• What you have to do: Please say whether each statement below agrees with the passage on counting matrices, answering yes or no and quoting the deciding words of the passage. (a) The approach turns a small geometric counting problem into a nine-variable matrix search. (b) In the rank 2 case, the diagonal entry equal to zero is not allowed. (c) The C++, Python, and Java implementations all use the rank decomposition.

╭─ Passage to read

This turns a nine-variable matrix search into a much smaller geometric counting problem on one affine plane.

Worked Example: \(n=1\) and \(\mathbf{p}=(1,0,0)^{T}\)

For rank \(1\), the equation \(\mathbf{w}\cdot\mathbf{p}=1\) becomes \(w_1=1\). The box constraints give \(|w_2|\le 1\) and \(|w_3|\le 1\), so this one primitive direction contributes

$3\cdot 3=9$

rank-\(1\) matrices.

For rank \(2\), we have \(M=I-\mathbf{p}\mathbf{w}^{T}\). The same equation still forces \(w_1=1\), the off-diagonal bounds again give \(|w_2|,|w_3|\le 1\), and the diagonal entry becomes \(1-w_1=0\), which is allowed. So the same direction contributes another \(9\) rank-\(2\) matrices.

Summing over all canonical primitive directions and then adding \(0\) and \(I\) gives \(C(1)=164\), which matches the small test value used by the implementation.

How the Code Works

The C++, Python, and Java implementations all use this rank decomposition. They begin with the trivial idempotents, enumerate all nonzero primitive direction vectors in \([-n,n]^3\) with a canonical sign choice, and for each direction count two families: rank \(1\) matrices in a symmetric cube and rank \(2\) matrices in the intersection of three coordinate intervals.

╰─
╭─ Material provided

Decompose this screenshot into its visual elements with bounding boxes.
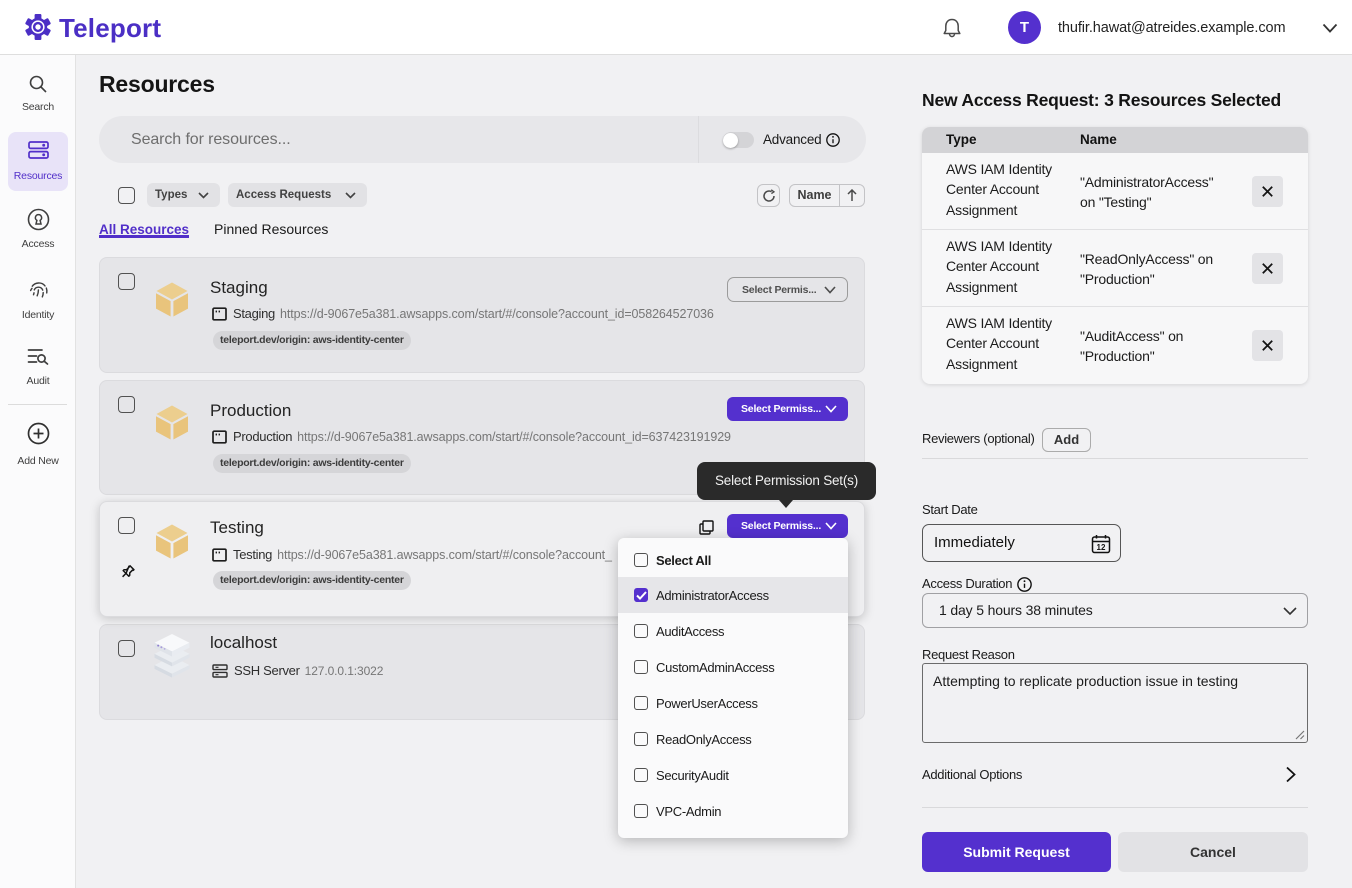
svg-text:12: 12 <box>1097 543 1106 552</box>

╰─

• Expected output:
(a) No: "This turns a nine-variable matrix search into a much smaller geometric counting problem on one affine plane."
(b) No: "which is allowed"
(c) Yes: "The C++, Python, and Java implementations all use this rank decomposition."